Direction>
Would you output the whole listing below, exactly as it reads?

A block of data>
++++++++++
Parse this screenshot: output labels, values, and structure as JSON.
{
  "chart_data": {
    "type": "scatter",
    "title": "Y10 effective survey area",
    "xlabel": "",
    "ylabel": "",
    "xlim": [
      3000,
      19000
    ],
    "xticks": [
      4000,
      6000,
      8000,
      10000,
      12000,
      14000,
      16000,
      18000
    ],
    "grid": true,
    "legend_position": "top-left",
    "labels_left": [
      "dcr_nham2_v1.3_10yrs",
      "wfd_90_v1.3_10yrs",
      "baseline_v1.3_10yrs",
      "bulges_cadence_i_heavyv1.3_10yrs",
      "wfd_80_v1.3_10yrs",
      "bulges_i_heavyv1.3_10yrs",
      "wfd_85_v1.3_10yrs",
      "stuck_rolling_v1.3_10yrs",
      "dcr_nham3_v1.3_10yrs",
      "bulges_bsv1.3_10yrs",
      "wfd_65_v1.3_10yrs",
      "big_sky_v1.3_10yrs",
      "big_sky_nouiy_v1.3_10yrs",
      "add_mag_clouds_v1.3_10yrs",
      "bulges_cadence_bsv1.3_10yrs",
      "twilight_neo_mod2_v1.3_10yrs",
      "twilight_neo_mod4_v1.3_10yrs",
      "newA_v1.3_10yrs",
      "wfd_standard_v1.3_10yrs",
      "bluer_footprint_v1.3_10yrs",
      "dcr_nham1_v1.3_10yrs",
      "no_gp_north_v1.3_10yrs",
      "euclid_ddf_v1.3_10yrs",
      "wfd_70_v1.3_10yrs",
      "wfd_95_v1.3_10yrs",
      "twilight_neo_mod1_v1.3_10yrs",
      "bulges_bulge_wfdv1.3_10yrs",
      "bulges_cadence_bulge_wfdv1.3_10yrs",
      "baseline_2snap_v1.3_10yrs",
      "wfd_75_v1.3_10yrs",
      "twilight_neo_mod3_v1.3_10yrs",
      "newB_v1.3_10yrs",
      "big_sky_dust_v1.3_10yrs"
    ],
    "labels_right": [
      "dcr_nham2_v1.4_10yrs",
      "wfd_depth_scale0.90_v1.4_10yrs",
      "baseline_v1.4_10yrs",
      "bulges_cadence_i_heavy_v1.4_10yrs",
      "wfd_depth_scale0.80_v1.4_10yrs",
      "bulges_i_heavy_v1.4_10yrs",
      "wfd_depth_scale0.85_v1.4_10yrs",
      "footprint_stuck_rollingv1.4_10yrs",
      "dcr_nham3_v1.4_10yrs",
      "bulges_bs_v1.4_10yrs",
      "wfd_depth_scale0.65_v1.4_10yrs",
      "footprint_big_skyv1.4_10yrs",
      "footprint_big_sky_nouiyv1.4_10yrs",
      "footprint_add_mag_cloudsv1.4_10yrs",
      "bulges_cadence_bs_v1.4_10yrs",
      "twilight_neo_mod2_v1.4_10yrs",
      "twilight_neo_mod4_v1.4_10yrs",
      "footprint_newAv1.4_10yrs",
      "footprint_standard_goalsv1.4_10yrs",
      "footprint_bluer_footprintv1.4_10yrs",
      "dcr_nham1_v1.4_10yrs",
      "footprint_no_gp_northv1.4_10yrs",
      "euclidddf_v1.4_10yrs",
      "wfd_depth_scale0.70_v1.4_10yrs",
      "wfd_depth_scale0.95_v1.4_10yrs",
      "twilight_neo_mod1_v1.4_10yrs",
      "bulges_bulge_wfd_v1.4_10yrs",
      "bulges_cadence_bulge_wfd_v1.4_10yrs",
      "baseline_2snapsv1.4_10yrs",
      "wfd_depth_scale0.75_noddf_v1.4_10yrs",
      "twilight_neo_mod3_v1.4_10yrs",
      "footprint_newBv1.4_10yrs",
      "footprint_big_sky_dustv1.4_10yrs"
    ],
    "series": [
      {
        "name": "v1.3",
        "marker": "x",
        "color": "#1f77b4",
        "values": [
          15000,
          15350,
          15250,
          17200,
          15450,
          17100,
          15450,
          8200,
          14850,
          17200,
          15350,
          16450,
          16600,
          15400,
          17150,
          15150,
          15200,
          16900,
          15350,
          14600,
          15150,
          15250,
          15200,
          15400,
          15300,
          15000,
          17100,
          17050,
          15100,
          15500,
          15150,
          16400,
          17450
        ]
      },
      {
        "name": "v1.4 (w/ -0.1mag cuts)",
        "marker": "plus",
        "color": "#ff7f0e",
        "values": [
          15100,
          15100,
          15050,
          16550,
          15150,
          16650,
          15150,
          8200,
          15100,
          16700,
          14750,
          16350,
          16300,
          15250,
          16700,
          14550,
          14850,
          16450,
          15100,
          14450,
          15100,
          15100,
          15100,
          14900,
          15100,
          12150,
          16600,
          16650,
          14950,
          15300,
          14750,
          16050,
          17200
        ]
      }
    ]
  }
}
++++++++++
Exercise response>
Parse this screenshot: output labels, values, and structure as JSON.
{
  "chart_data": {
    "type": "scatter",
    "title": "Y10 effective survey area",
    "xlabel": "",
    "ylabel": "",
    "xlim": [
      3000,
      19000
    ],
    "xticks": [
      4000,
      6000,
      8000,
      10000,
      12000,
      14000,
      16000,
      18000
    ],
    "grid": true,
    "legend_position": "top-left",
    "labels_left": [
      "dcr_nham2_v1.3_10yrs",
      "wfd_90_v1.3_10yrs",
      "baseline_v1.3_10yrs",
      "bulges_cadence_i_heavyv1.3_10yrs",
      "wfd_80_v1.3_10yrs",
      "bulges_i_heavyv1.3_10yrs",
      "wfd_85_v1.3_10yrs",
      "stuck_rolling_v1.3_10yrs",
      "dcr_nham3_v1.3_10yrs",
      "bulges_bsv1.3_10yrs",
      "wfd_65_v1.3_10yrs",
      "big_sky_v1.3_10yrs",
      "big_sky_nouiy_v1.3_10yrs",
      "add_mag_clouds_v1.3_10yrs",
      "bulges_cadence_bsv1.3_10yrs",
      "twilight_neo_mod2_v1.3_10yrs",
      "twilight_neo_mod4_v1.3_10yrs",
      "newA_v1.3_10yrs",
      "wfd_standard_v1.3_10yrs",
      "bluer_footprint_v1.3_10yrs",
      "dcr_nham1_v1.3_10yrs",
      "no_gp_north_v1.3_10yrs",
      "euclid_ddf_v1.3_10yrs",
      "wfd_70_v1.3_10yrs",
      "wfd_95_v1.3_10yrs",
      "twilight_neo_mod1_v1.3_10yrs",
      "bulges_bulge_wfdv1.3_10yrs",
      "bulges_cadence_bulge_wfdv1.3_10yrs",
      "baseline_2snap_v1.3_10yrs",
      "wfd_75_v1.3_10yrs",
      "twilight_neo_mod3_v1.3_10yrs",
      "newB_v1.3_10yrs",
      "big_sky_dust_v1.3_10yrs"
    ],
    "labels_right": [
      "dcr_nham2_v1.4_10yrs",
      "wfd_depth_scale0.90_v1.4_10yrs",
      "baseline_v1.4_10yrs",
      "bulges_cadence_i_heavy_v1.4_10yrs",
      "wfd_depth_scale0.80_v1.4_10yrs",
      "bulges_i_heavy_v1.4_10yrs",
      "wfd_depth_scale0.85_v1.4_10yrs",
      "footprint_stuck_rollingv1.4_10yrs",
      "dcr_nham3_v1.4_10yrs",
      "bulges_bs_v1.4_10yrs",
      "wfd_depth_scale0.65_v1.4_10yrs",
      "footprint_big_skyv1.4_10yrs",
      "footprint_big_sky_nouiyv1.4_10yrs",
      "footprint_add_mag_cloudsv1.4_10yrs",
      "bulges_cadence_bs_v1.4_10yrs",
      "twilight_neo_mod2_v1.4_10yrs",
      "twilight_neo_mod4_v1.4_10yrs",
      "footprint_newAv1.4_10yrs",
      "footprint_standard_goalsv1.4_10yrs",
      "footprint_bluer_footprintv1.4_10yrs",
      "dcr_nham1_v1.4_10yrs",
      "footprint_no_gp_northv1.4_10yrs",
      "euclidddf_v1.4_10yrs",
      "wfd_depth_scale0.70_v1.4_10yrs",
      "wfd_depth_scale0.95_v1.4_10yrs",
      "twilight_neo_mod1_v1.4_10yrs",
      "bulges_bulge_wfd_v1.4_10yrs",
      "bulges_cadence_bulge_wfd_v1.4_10yrs",
      "baseline_2snapsv1.4_10yrs",
      "wfd_depth_scale0.75_noddf_v1.4_10yrs",
      "twilight_neo_mod3_v1.4_10yrs",
      "footprint_newBv1.4_10yrs",
      "footprint_big_sky_dustv1.4_10yrs"
    ],
    "series": [
      {
        "name": "v1.3",
        "marker": "x",
        "color": "#1f77b4",
        "values": [
          15000,
          15350,
          15250,
          17200,
          15450,
          17100,
          15450,
          8200,
          14850,
          17200,
          15350,
          16450,
          16600,
          15400,
          17150,
          15150,
          15200,
          16900,
          15350,
          14600,
          15150,
          15250,
          15200,
          15400,
          15300,
          15000,
          17100,
          17050,
          15100,
          15500,
          15150,
          16400,
          17450
        ]
      },
      {
        "name": "v1.4 (w/ -0.1mag cuts)",
        "marker": "plus",
        "color": "#ff7f0e",
        "values": [
          15100,
          15100,
          15050,
          16550,
          15150,
          16650,
          15150,
          8200,
          15100,
          16700,
          14750,
          16350,
          16300,
          15250,
          16700,
          14550,
          14850,
          16450,
          15100,
          14450,
          15100,
          15100,
          15100,
          14900,
          15100,
          12150,
          16600,
          16650,
          14950,
          15300,
          14750,
          16050,
          17200
        ]
      }
    ]
  }
}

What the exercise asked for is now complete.